Data listing:
╔══

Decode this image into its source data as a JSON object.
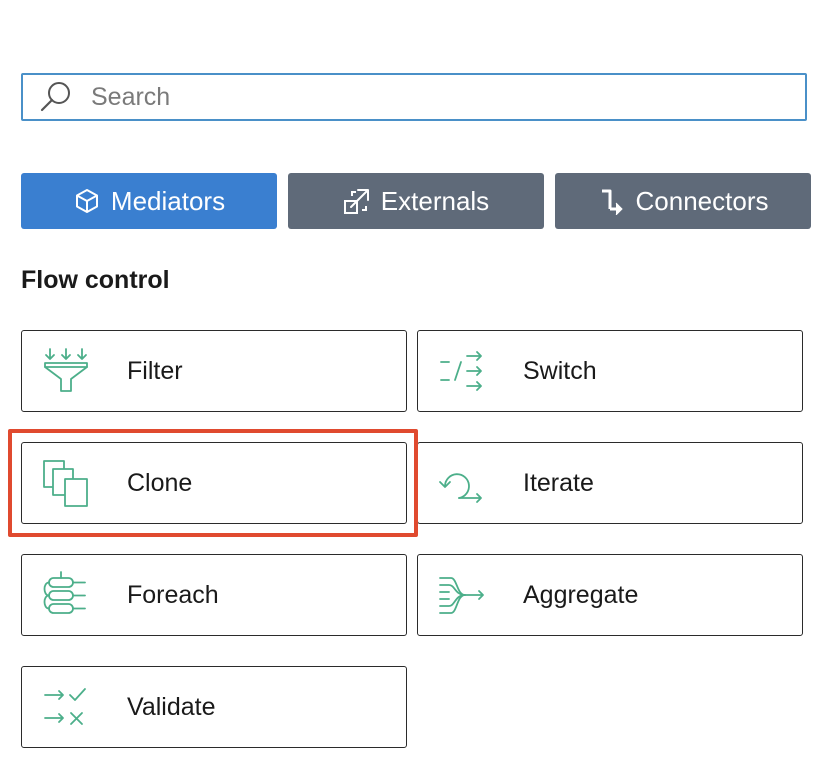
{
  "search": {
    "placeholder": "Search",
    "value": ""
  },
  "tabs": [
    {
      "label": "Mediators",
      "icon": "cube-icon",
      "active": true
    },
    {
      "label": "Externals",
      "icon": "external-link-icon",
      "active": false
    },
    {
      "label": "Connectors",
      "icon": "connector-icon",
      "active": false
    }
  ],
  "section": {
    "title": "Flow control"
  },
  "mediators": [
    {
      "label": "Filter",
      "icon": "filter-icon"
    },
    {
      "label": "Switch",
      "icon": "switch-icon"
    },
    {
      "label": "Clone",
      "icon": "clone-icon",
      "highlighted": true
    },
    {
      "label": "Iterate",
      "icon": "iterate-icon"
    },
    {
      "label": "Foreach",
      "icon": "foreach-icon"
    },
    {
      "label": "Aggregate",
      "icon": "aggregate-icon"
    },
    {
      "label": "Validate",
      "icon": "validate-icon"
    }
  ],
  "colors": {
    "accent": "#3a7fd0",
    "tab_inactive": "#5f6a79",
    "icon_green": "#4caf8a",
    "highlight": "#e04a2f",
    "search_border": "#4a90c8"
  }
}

╚══

> WHAT YOU SHOULD DO
Extract, from the material above, each line holding the word "label".

> EXPECTED ANSWER
      "label": "Mediators",
      "label": "Externals",
      "label": "Connectors",
      "label": "Filter",
      "label": "Switch",
      "label": "Clone",
      "label": "Iterate",
      "label": "Foreach",
      "label": "Aggregate",
      "label": "Validate",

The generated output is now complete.